[EXTRAIT DE PAGE]

En soi, proposer plusieurs canaux d'accès pour traiter une demande n'est pas un problème, c'est même un avantage. En proposant une FAQ pour répondre aux problématiques régulières ou des tickets pour catégoriser et optimiser la gestion de la demande, on simplifie l'exercice, on optimise la rapidité de traitement et on améliore la satisfaction du demandeur.
Lire aussi : eDreams ODIGEO place la barre haute en matière de service client dans le voyage en ligne
Cependant, dans le cas d'une demande complexe, les utilisateurs se retrouvent facilement démunis. Difficultés à qualifier la demande, de compréhension de la problématique, etc. Chacun l'a expérimenté et éprouvé le besoin de pouvoir parler à quelqu'un de compétent qui pourra comprendre et nous aider à résoudre notre problème.
À défaut de ce contact, s'installe un sentiment de frustration, une perte de confiance dans l'outil utilisé, voire dans son entreprise.
Pourquoi les entreprises ont-elles décidé de diminuer, voire supprimer le canal téléphonique ?
Il existe une réelle volonté de gagner en productivité en automatisant les processus de ticketing et en diminuant la masse salariale. Gérer un call-center et des employés attitrés et disponibles est évidemment beaucoup plus coûteux que l'installation d'outils digitaux. La raison principale est donc budgétaire !
Cependant, en remplaçant totalement les humains par des softwares et des IA, la qualité du service client se dégrade petit à petit. On en arrive à déshumaniser la relation client.
Depuis une dizaine d'années, les chatbots - outils de chats souvent animés par une intelligence artificielle capable de guider les utilisateurs dans leur demande - essaient de venir renverser le processus. Ces outils génèrent souvent du "small talk" (réparties pré programmées) qui ont pour but de simuler un peu d'humain, décrocher un sourire et apporter une expérience positive.

[/EXTRAIT DE PAGE]

• [TÂCHE À RÉALISER 1]: Selon l'extrait sur le service client, quelle est la raison principale qui pousse les entreprises à réduire, voire supprimer, le canal téléphonique ?
• [TÂCHE À RÉALISER 2]: Recopiez le passage de l'extrait sur le service client allant de "Lire aussi : eDreams" jusqu'à "résoudre notre problème." inclus.

[DONNÉES DE L'EXERCICE]

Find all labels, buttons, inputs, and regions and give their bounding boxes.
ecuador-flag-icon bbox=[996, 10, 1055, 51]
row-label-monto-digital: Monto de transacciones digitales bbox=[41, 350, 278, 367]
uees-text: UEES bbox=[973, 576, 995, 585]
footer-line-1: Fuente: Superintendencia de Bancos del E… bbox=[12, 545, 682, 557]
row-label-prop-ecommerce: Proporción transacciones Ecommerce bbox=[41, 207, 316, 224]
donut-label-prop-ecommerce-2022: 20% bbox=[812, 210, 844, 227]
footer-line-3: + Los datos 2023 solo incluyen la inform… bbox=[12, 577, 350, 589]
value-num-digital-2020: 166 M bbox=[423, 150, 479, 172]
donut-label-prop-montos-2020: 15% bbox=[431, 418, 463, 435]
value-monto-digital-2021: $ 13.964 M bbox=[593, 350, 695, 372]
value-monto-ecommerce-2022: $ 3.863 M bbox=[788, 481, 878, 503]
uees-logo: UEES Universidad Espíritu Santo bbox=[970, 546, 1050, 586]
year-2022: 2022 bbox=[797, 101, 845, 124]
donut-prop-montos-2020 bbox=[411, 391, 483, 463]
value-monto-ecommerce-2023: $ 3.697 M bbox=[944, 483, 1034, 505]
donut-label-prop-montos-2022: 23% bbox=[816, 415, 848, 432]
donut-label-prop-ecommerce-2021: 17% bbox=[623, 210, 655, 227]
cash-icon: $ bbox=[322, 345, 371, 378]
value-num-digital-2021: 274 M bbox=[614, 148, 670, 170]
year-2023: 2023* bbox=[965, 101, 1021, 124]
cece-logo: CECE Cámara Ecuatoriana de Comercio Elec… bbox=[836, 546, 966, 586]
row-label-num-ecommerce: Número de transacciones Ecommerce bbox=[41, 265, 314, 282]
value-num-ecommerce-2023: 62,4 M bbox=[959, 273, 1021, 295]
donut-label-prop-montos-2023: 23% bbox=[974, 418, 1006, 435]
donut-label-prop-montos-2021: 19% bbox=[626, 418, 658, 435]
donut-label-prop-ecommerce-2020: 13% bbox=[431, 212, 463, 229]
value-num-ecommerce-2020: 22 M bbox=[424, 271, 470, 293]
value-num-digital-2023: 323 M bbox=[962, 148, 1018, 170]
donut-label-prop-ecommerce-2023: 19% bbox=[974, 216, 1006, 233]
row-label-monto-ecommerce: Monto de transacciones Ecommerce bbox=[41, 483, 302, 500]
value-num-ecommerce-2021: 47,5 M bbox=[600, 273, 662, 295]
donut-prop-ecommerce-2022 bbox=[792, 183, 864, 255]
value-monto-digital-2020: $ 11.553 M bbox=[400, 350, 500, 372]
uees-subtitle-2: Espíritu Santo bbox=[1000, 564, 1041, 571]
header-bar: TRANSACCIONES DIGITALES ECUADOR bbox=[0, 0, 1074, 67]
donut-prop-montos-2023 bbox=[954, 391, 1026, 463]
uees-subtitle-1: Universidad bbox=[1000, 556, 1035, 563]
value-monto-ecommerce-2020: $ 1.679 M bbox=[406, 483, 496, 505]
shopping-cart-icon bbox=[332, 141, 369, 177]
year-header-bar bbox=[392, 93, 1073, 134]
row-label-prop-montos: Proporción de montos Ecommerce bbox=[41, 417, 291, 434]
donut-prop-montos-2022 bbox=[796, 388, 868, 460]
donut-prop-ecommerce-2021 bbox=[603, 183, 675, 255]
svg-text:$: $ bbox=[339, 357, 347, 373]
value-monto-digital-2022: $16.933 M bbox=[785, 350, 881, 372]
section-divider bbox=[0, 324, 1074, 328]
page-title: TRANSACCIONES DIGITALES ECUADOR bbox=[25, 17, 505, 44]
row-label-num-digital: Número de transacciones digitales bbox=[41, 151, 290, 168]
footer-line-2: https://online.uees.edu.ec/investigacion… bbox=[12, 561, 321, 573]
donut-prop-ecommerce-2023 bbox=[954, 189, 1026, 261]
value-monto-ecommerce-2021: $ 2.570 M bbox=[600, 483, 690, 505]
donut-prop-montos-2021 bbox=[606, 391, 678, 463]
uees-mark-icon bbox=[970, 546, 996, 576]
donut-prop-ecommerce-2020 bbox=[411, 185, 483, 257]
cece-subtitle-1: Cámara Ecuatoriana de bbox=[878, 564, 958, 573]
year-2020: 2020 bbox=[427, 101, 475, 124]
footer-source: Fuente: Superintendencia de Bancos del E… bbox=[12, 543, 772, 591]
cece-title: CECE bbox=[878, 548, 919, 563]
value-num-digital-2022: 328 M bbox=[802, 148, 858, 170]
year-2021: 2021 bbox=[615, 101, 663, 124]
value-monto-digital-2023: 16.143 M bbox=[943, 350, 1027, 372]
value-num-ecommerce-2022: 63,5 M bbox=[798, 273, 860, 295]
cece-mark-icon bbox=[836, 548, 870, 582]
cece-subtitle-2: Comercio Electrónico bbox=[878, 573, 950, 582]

[/DONNÉES DE L'EXERCICE]

• [ZONE DE RÉPONSE 1]: La raison principale est budgétaire.

• [ZONE DE RÉPONSE 2]:
Lire aussi : eDreams ODIGEO place la barre haute en matière de service client dans le voyage en ligne
Cependant, dans le cas d'une demande complexe, les utilisateurs se retrouvent facilement démunis. Difficultés à qualifier la demande, de compréhension de la problématique, etc. Chacun l'a expérimenté et éprouvé le besoin de pouvoir parler à quelqu'un de compétent qui pourra comprendre et nous aider à résoudre notre problème.